[Stored data]
════════════════

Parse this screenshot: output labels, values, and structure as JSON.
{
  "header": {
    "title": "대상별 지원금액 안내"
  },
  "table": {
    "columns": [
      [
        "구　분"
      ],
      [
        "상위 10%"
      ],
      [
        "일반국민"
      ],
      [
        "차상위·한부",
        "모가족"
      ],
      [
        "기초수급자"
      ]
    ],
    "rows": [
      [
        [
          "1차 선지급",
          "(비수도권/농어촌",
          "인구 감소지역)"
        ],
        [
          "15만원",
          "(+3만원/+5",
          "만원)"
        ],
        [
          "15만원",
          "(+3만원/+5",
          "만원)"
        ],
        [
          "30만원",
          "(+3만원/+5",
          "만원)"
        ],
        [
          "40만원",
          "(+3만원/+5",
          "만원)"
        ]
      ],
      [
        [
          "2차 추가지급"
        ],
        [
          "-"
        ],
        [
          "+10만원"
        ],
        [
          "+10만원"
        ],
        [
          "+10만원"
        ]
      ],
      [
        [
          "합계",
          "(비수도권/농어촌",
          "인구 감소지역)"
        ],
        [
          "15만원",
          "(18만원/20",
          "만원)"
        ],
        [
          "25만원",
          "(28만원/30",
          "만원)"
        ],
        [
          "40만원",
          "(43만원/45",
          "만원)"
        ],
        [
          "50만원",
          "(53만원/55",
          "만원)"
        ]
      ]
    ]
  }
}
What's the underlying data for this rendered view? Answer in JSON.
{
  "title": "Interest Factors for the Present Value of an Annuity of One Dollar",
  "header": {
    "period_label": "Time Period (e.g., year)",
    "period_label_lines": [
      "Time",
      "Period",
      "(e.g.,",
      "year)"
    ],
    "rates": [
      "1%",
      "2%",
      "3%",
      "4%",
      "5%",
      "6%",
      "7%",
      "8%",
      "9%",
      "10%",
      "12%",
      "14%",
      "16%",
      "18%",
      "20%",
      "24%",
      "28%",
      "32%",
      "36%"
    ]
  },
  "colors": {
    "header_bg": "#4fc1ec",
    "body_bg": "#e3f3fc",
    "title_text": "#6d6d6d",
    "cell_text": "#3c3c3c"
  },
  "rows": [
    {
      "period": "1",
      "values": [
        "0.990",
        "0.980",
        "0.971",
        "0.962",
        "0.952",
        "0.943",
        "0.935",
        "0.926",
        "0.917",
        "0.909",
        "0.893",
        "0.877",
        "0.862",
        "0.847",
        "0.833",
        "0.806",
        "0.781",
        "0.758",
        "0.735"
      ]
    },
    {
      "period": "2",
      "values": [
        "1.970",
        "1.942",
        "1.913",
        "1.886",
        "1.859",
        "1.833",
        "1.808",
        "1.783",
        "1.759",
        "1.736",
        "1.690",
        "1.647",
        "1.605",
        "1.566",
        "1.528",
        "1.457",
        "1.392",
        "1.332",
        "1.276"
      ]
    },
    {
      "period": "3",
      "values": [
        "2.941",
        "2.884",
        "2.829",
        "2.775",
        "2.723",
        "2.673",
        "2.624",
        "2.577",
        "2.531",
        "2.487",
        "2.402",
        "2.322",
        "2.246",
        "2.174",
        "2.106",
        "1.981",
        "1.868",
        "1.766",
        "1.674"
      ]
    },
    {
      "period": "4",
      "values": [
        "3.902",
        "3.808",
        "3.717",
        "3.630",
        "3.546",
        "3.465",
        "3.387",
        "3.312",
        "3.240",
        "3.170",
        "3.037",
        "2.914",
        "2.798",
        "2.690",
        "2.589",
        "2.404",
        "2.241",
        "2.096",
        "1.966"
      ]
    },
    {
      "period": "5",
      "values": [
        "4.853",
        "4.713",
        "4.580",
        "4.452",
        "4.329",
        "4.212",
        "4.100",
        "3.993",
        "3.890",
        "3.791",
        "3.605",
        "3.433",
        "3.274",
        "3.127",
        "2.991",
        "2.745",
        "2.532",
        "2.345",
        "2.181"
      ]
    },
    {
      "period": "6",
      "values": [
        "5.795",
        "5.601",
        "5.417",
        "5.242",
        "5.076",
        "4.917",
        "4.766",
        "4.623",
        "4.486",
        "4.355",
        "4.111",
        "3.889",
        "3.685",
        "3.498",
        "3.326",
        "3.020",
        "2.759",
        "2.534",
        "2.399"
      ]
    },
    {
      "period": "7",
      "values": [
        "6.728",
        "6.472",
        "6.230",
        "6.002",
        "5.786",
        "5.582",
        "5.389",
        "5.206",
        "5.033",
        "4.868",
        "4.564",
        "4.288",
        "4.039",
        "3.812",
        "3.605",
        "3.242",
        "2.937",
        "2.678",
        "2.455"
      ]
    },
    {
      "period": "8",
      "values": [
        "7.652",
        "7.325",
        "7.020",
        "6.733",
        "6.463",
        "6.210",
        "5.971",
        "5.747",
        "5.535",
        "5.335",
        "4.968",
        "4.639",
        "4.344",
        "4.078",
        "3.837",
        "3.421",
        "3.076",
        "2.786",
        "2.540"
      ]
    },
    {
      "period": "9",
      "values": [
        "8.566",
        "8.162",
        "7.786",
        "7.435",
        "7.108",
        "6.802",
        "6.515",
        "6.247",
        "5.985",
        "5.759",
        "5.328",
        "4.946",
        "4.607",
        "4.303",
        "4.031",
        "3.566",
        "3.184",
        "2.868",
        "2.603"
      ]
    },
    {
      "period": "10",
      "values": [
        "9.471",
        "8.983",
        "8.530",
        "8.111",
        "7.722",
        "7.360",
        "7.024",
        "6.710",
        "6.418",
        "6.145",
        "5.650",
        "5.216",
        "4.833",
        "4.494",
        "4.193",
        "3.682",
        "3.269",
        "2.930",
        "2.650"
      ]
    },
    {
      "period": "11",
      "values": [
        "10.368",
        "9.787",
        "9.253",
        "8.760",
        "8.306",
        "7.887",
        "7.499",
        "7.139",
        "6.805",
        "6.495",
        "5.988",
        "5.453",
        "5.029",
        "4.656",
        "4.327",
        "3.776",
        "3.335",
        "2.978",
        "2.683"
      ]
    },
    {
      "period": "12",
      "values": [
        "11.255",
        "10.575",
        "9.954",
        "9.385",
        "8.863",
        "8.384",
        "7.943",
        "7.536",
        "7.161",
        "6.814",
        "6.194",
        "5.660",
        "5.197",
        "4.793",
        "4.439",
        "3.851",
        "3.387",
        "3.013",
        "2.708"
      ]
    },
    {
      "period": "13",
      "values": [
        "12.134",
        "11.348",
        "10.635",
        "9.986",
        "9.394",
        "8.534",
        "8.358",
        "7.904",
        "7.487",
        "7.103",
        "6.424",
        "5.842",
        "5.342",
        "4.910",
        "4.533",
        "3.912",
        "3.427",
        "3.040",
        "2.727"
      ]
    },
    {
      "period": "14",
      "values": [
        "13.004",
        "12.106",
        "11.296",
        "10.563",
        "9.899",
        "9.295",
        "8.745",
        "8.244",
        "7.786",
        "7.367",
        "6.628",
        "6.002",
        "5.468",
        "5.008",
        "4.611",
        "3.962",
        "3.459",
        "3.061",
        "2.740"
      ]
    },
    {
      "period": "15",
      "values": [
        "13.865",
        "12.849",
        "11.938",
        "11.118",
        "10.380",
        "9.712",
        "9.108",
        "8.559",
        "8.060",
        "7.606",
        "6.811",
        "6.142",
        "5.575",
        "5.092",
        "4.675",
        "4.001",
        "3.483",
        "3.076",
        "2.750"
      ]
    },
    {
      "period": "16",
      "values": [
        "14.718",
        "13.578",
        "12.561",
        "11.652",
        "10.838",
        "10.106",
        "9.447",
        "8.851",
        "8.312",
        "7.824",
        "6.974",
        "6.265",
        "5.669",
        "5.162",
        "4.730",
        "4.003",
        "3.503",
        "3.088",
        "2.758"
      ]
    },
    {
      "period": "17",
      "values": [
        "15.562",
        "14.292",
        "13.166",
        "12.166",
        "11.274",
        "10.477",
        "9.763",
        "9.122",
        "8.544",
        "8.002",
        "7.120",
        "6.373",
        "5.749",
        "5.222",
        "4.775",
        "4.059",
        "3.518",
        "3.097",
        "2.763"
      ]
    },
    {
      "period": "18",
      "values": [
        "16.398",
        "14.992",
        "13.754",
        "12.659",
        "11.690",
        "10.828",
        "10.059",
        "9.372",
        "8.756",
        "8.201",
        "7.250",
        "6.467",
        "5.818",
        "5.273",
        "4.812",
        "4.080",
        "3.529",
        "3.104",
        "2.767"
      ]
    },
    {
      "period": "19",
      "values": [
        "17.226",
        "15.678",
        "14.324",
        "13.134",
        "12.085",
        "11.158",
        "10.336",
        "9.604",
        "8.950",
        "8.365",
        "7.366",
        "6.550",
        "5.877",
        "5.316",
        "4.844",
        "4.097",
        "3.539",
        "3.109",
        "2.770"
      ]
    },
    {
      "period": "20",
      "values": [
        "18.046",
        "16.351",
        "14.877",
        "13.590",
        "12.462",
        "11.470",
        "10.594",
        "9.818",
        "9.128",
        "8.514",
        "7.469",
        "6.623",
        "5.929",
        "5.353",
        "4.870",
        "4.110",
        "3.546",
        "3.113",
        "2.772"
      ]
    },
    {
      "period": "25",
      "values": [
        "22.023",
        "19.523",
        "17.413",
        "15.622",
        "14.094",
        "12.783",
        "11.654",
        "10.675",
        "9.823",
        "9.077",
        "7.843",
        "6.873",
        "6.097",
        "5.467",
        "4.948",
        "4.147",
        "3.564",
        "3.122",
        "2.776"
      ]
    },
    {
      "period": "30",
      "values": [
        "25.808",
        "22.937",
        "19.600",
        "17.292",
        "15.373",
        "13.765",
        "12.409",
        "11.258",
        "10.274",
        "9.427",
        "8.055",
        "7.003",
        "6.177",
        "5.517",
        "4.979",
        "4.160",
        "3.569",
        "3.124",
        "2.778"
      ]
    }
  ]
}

════════════════

DIRECTION:
Make a list of all lines in the data that contain "JSON".

FINISHED EXERCISE:
Parse this screenshot: output labels, values, and structure as JSON.
What's the underlying data for this rendered view? Answer in JSON.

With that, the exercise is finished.